● Material for the task:
━━━━━━
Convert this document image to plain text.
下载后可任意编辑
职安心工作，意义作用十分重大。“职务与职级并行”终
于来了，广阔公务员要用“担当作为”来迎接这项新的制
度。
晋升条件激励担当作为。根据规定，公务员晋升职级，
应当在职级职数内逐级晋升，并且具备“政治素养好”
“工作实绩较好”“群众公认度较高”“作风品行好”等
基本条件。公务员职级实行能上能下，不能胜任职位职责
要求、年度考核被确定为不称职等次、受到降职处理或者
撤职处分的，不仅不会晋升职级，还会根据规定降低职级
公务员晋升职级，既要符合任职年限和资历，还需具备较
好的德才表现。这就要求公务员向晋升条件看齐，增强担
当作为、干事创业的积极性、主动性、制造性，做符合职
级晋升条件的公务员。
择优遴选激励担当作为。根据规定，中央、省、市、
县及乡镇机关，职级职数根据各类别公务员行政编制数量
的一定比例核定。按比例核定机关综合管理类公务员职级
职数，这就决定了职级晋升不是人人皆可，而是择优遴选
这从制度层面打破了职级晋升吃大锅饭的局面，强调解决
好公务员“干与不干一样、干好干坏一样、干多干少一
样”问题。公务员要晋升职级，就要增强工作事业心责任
━━━━━━
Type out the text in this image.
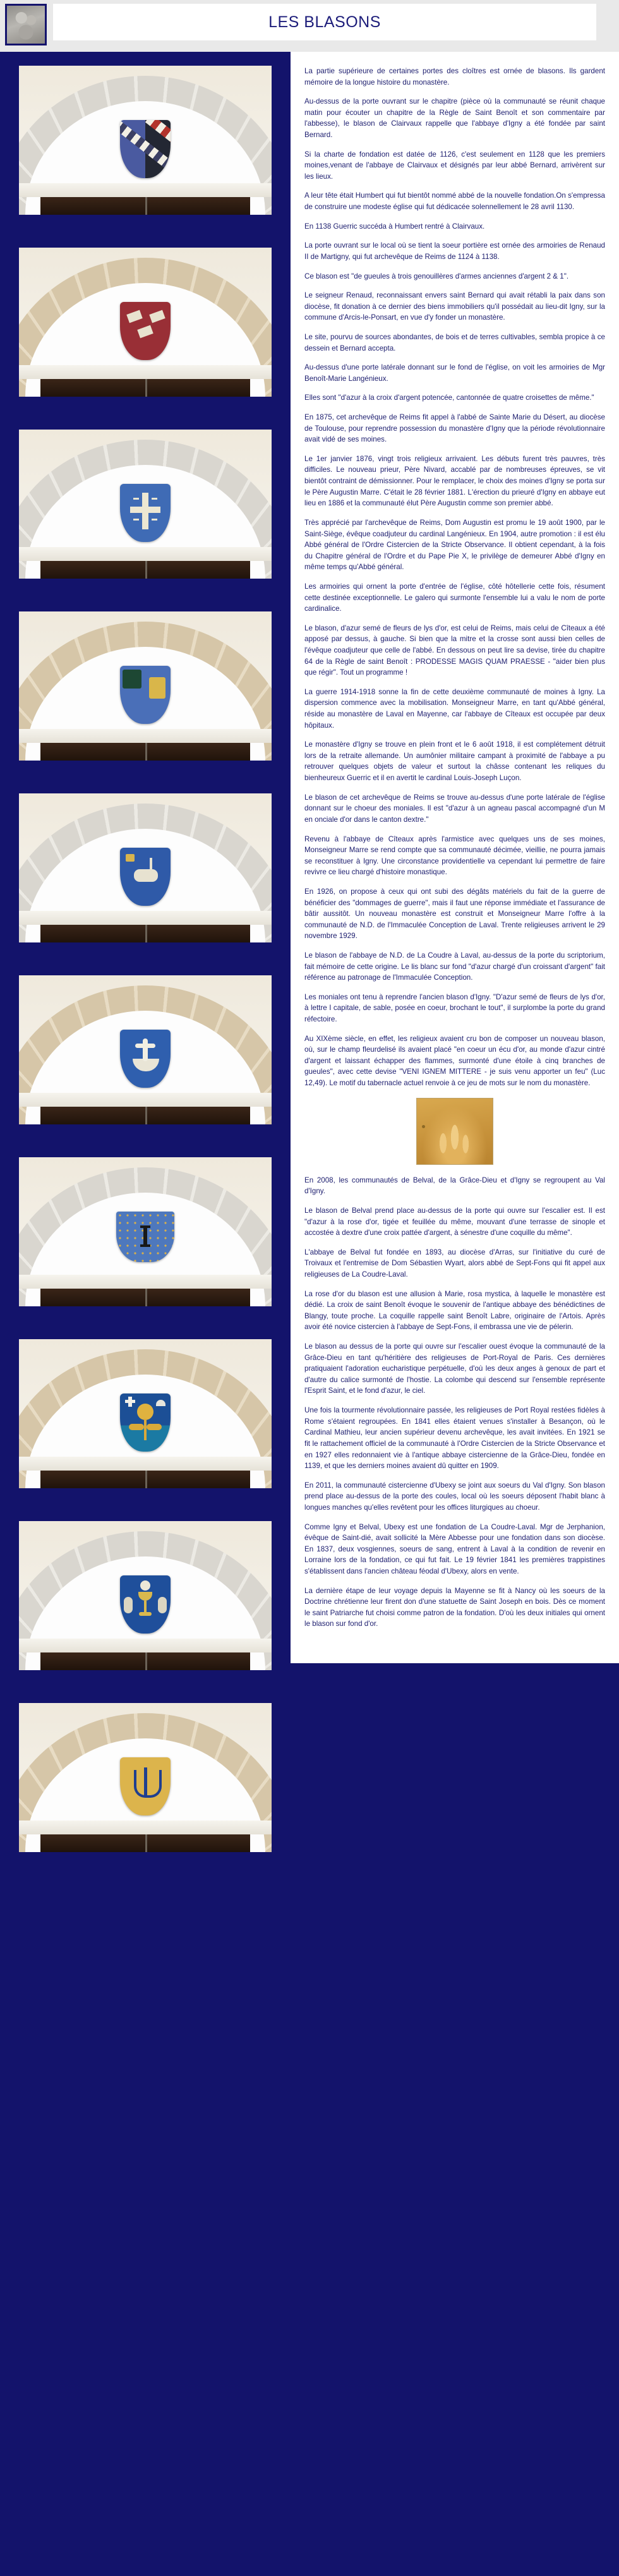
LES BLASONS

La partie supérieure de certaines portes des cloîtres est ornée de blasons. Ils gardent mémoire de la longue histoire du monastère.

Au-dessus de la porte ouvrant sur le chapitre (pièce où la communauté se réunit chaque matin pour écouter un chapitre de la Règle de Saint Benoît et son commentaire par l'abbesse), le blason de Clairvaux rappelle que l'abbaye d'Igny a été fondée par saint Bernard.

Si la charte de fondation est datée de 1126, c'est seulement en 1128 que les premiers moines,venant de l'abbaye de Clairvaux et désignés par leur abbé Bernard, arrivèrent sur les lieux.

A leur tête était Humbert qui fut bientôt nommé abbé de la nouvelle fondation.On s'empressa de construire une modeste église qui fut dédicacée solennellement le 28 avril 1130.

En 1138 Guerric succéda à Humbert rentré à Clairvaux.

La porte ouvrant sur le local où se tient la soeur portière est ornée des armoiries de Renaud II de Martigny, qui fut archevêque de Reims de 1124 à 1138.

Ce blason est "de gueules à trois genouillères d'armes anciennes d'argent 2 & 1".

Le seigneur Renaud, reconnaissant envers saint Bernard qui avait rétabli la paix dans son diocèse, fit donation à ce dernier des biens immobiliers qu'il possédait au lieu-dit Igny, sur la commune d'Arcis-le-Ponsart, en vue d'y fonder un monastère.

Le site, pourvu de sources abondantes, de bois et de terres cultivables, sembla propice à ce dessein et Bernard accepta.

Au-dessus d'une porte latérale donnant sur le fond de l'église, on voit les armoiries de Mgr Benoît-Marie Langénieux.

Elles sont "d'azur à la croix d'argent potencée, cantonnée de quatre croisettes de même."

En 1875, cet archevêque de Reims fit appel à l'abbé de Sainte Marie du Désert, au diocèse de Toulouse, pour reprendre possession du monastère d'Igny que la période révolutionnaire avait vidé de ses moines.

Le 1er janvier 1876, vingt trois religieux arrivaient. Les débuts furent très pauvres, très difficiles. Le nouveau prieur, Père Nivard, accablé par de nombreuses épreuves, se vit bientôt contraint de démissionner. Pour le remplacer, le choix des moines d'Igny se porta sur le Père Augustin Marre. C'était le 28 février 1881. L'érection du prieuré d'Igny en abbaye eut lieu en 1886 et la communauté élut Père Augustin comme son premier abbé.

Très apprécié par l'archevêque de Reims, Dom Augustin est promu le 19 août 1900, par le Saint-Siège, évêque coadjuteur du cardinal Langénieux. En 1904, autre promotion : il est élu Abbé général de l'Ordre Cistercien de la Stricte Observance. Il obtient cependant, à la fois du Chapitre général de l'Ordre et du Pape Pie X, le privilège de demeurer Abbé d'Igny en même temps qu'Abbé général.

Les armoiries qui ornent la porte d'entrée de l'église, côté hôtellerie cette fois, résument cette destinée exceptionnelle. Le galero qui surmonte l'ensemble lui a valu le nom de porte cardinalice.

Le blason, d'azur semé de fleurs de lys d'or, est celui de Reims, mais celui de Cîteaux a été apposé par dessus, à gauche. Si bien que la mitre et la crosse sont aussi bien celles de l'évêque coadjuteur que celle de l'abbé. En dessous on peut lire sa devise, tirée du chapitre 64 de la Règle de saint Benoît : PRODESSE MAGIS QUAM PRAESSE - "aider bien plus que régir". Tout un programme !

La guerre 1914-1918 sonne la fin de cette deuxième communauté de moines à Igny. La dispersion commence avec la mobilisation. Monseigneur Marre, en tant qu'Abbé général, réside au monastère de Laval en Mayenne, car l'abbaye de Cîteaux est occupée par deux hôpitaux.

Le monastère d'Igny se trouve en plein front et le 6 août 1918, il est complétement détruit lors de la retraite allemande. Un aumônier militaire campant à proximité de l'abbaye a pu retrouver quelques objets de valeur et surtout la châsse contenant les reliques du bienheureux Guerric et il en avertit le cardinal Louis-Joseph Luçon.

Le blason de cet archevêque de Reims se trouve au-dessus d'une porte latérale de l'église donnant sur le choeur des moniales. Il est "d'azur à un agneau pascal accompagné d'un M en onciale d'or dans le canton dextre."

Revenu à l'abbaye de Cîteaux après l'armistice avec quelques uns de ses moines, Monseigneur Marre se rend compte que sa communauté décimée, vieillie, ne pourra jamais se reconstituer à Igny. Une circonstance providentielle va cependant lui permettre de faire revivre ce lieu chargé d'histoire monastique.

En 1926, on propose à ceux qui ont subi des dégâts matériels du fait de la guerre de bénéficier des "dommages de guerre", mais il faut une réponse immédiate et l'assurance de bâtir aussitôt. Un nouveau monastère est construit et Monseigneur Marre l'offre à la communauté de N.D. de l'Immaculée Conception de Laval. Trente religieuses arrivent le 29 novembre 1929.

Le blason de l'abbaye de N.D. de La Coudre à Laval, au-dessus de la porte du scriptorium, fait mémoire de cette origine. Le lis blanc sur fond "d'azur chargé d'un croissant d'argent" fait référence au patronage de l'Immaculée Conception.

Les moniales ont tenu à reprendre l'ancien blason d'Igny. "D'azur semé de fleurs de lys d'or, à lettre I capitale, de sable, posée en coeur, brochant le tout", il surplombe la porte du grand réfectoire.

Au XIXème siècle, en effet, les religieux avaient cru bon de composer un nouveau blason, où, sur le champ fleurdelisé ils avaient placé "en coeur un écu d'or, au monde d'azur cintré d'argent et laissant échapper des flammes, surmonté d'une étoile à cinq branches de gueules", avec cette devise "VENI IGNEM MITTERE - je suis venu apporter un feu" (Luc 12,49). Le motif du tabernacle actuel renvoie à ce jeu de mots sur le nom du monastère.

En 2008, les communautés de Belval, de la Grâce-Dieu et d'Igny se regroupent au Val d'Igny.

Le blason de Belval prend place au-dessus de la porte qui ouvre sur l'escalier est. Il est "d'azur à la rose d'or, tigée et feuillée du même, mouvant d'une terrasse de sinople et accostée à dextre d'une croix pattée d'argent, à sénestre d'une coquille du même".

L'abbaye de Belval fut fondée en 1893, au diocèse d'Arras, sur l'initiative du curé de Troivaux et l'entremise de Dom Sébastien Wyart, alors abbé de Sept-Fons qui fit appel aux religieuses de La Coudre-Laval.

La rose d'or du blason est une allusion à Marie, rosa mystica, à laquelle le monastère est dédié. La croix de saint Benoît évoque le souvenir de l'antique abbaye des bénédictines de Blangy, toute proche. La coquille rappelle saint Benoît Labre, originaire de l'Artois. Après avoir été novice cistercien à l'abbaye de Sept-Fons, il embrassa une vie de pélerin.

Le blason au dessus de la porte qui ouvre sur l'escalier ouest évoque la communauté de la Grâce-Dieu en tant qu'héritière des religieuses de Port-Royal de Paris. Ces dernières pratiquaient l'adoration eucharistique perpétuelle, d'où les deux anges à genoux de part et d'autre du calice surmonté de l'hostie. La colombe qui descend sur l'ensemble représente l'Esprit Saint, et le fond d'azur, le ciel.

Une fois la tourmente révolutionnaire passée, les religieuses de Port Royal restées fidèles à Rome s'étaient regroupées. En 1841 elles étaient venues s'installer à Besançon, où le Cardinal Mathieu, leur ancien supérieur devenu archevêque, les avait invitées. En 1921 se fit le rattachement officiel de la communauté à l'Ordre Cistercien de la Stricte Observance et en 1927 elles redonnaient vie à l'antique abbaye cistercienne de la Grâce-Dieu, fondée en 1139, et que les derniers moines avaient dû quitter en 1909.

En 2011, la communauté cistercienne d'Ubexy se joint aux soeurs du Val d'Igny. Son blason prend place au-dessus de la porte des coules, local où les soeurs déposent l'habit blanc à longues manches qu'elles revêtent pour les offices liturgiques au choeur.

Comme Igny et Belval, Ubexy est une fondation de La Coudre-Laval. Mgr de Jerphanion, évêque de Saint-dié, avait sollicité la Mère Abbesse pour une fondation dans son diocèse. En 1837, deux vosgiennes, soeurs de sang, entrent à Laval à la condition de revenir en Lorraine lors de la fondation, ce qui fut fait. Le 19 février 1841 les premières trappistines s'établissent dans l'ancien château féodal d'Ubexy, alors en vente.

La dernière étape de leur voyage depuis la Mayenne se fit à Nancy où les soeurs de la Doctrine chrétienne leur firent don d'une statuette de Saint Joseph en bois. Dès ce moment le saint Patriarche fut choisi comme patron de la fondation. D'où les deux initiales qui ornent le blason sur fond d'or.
━━━━━━
● Exercise:
Search the preceding listing for "this" and extract every line where it is found.

● Solved exercise:
Convert this document image to plain text.
Type out the text in this image.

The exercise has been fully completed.